=== Exercise goal ===
Can you pull out each line of the data below that includes the word "谥号文正"?

[Extracted records]
______
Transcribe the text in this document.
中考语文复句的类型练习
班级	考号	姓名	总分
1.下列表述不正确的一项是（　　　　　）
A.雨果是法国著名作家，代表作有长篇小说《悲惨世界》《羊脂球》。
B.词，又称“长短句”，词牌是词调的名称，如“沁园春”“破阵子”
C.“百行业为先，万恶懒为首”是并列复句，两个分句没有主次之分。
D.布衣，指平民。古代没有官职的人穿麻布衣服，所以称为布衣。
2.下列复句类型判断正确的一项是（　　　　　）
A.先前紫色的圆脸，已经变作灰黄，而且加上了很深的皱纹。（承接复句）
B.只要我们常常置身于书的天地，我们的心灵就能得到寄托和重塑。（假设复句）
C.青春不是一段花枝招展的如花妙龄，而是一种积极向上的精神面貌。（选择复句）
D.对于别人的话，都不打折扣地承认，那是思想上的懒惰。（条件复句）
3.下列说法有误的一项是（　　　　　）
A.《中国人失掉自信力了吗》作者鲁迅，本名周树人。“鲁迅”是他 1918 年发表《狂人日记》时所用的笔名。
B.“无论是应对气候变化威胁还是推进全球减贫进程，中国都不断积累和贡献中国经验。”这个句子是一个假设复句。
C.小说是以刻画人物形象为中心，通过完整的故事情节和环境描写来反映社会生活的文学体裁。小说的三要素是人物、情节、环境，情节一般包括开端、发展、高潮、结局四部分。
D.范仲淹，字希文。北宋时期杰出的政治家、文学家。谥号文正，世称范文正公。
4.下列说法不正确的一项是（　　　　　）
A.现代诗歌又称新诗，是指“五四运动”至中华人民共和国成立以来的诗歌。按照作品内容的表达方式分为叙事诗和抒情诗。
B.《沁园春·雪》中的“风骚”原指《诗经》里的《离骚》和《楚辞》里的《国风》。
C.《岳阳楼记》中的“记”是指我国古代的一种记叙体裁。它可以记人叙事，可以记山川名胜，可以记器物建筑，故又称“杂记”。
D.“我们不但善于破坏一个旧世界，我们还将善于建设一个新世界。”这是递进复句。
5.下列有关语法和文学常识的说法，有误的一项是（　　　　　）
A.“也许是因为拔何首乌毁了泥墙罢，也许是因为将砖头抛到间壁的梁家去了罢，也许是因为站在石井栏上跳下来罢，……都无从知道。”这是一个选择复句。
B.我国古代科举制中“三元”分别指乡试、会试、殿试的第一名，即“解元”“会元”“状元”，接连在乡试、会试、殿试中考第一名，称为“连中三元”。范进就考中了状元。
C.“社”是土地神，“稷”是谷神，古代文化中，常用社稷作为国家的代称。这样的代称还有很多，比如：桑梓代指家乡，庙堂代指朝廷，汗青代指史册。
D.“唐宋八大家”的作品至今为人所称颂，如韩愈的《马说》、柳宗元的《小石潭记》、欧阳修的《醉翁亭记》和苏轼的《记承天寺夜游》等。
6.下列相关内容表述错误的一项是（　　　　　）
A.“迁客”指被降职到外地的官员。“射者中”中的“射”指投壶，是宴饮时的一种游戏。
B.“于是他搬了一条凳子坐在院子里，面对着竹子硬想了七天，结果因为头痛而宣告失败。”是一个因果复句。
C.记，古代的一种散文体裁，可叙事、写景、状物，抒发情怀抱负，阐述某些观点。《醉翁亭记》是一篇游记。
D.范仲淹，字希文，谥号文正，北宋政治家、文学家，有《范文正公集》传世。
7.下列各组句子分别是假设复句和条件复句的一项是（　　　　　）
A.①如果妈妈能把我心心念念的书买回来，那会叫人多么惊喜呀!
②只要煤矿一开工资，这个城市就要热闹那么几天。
______
=== Exercise answer ===
D.范仲淹，字希文。北宋时期杰出的政治家、文学家。谥号文正，世称范文正公。
D.范仲淹，字希文，谥号文正，北宋政治家、文学家，有《范文正公集》传世。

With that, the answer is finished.